WRITTEN EXERCISE: Drop the pictures, then extract the listing word for word.

TASK INPUTS:
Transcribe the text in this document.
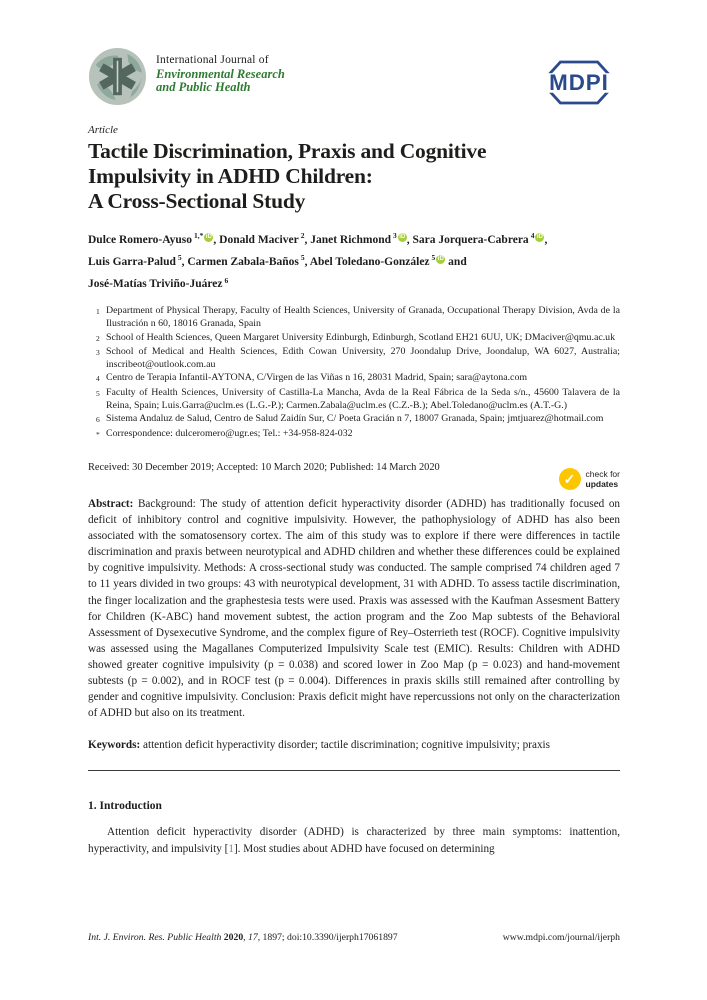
International Journal of
Environmental Research
and Public Health	MDPI
Article
Tactile Discrimination, Praxis and Cognitive
Impulsivity in ADHD Children:
A Cross-Sectional Study
Dulce Romero-Ayuso $^{1,*}$ iD , Donald Maciver $^2$, Janet Richmond $^3$ iD , Sara Jorquera-Cabrera $^4$ iD ,
Luis Garra-Palud $^5$, Carmen Zabala-Baños $^5$, Abel Toledano-González $^5$ iD and
José-Matías Triviño-Juárez $^6$
1 Department of Physical Therapy, Faculty of Health Sciences, University of Granada, Occupational Therapy Division, Avda de la Ilustración n 60, 18016 Granada, Spain
2 School of Health Sciences, Queen Margaret University Edinburgh, Edinburgh, Scotland EH21 6UU, UK; DMaciver@qmu.ac.uk
3 School of Medical and Health Sciences, Edith Cowan University, 270 Joondalup Drive, Joondalup, WA 6027, Australia; inscribeot@outlook.com.au
4 Centro de Terapia Infantil-AYTONA, C/Virgen de las Viñas n 16, 28031 Madrid, Spain; sara@aytona.com
5 Faculty of Health Sciences, University of Castilla-La Mancha, Avda de la Real Fábrica de la Seda s/n., 45600 Talavera de la Reina, Spain; Luis.Garra@uclm.es (L.G.-P.); Carmen.Zabala@uclm.es (C.Z.-B.); Abel.Toledano@uclm.es (A.T.-G.)
6 Sistema Andaluz de Salud, Centro de Salud Zaidín Sur, C/ Poeta Gracián n 7, 18007 Granada, Spain; jmtjuarez@hotmail.com
* Correspondence: dulceromero@ugr.es; Tel.: +34-958-824-032
Received: 30 December 2019; Accepted: 10 March 2020; Published: 14 March 2020
Abstract: Background: The study of attention deficit hyperactivity disorder (ADHD) has traditionally focused on deficit of inhibitory control and cognitive impulsivity. However, the pathophysiology of ADHD has also been associated with the somatosensory cortex. The aim of this study was to explore if there were differences in tactile discrimination and praxis between neurotypical and ADHD children and whether these differences could be explained by cognitive impulsivity. Methods: A cross-sectional study was conducted. The sample comprised 74 children aged 7 to 11 years divided in two groups: 43 with neurotypical development, 31 with ADHD. To assess tactile discrimination, the finger localization and the graphestesia tests were used. Praxis was assessed with the Kaufman Assesment Battery for Children (K-ABC) hand movement subtest, the action program and the Zoo Map subtests of the Behavioral Assessment of Dysexecutive Syndrome, and the complex figure of Rey–Osterrieth test (ROCF). Cognitive impulsivity was assessed using the Magallanes Computerized Impulsivity Scale test (EMIC). Results: Children with ADHD showed greater cognitive impulsivity (p = 0.038) and scored lower in Zoo Map (p = 0.023) and hand-movement subtests (p = 0.002), and in ROCF test (p = 0.004). Differences in praxis skills still remained after controlling by gender and cognitive impulsivity. Conclusion: Praxis deficit might have repercussions not only on the characterization of ADHD but also on its treatment.
Keywords: attention deficit hyperactivity disorder; tactile discrimination; cognitive impulsivity; praxis
1. Introduction
Attention deficit hyperactivity disorder (ADHD) is characterized by three main symptoms: inattention, hyperactivity, and impulsivity [1]. Most studies about ADHD have focused on determining
✓	check for
updates
Int. J. Environ. Res. Public Health 2020, 17, 1897; doi:10.3390/ijerph17061897	www.mdpi.com/journal/ijerph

REPLY:
Transcribe the text in this document.
International Journal of
Environmental Research
and Public Health	MDPI
Article
Tactile Discrimination, Praxis and Cognitive
Impulsivity in ADHD Children:
A Cross-Sectional Study
Dulce Romero-Ayuso $^{1,*}$ iD , Donald Maciver $^2$, Janet Richmond $^3$ iD , Sara Jorquera-Cabrera $^4$ iD ,
Luis Garra-Palud $^5$, Carmen Zabala-Baños $^5$, Abel Toledano-González $^5$ iD and
José-Matías Triviño-Juárez $^6$
1 Department of Physical Therapy, Faculty of Health Sciences, University of Granada, Occupational Therapy Division, Avda de la Ilustración n 60, 18016 Granada, Spain
2 School of Health Sciences, Queen Margaret University Edinburgh, Edinburgh, Scotland EH21 6UU, UK; DMaciver@qmu.ac.uk
3 School of Medical and Health Sciences, Edith Cowan University, 270 Joondalup Drive, Joondalup, WA 6027, Australia; inscribeot@outlook.com.au
4 Centro de Terapia Infantil-AYTONA, C/Virgen de las Viñas n 16, 28031 Madrid, Spain; sara@aytona.com
5 Faculty of Health Sciences, University of Castilla-La Mancha, Avda de la Real Fábrica de la Seda s/n., 45600 Talavera de la Reina, Spain; Luis.Garra@uclm.es (L.G.-P.); Carmen.Zabala@uclm.es (C.Z.-B.); Abel.Toledano@uclm.es (A.T.-G.)
6 Sistema Andaluz de Salud, Centro de Salud Zaidín Sur, C/ Poeta Gracián n 7, 18007 Granada, Spain; jmtjuarez@hotmail.com
* Correspondence: dulceromero@ugr.es; Tel.: +34-958-824-032
Received: 30 December 2019; Accepted: 10 March 2020; Published: 14 March 2020
Abstract: Background: The study of attention deficit hyperactivity disorder (ADHD) has traditionally focused on deficit of inhibitory control and cognitive impulsivity. However, the pathophysiology of ADHD has also been associated with the somatosensory cortex. The aim of this study was to explore if there were differences in tactile discrimination and praxis between neurotypical and ADHD children and whether these differences could be explained by cognitive impulsivity. Methods: A cross-sectional study was conducted. The sample comprised 74 children aged 7 to 11 years divided in two groups: 43 with neurotypical development, 31 with ADHD. To assess tactile discrimination, the finger localization and the graphestesia tests were used. Praxis was assessed with the Kaufman Assesment Battery for Children (K-ABC) hand movement subtest, the action program and the Zoo Map subtests of the Behavioral Assessment of Dysexecutive Syndrome, and the complex figure of Rey–Osterrieth test (ROCF). Cognitive impulsivity was assessed using the Magallanes Computerized Impulsivity Scale test (EMIC). Results: Children with ADHD showed greater cognitive impulsivity (p = 0.038) and scored lower in Zoo Map (p = 0.023) and hand-movement subtests (p = 0.002), and in ROCF test (p = 0.004). Differences in praxis skills still remained after controlling by gender and cognitive impulsivity. Conclusion: Praxis deficit might have repercussions not only on the characterization of ADHD but also on its treatment.
Keywords: attention deficit hyperactivity disorder; tactile discrimination; cognitive impulsivity; praxis
1. Introduction
Attention deficit hyperactivity disorder (ADHD) is characterized by three main symptoms: inattention, hyperactivity, and impulsivity [1]. Most studies about ADHD have focused on determining
✓	check for
updates
Int. J. Environ. Res. Public Health 2020, 17, 1897; doi:10.3390/ijerph17061897	www.mdpi.com/journal/ijerph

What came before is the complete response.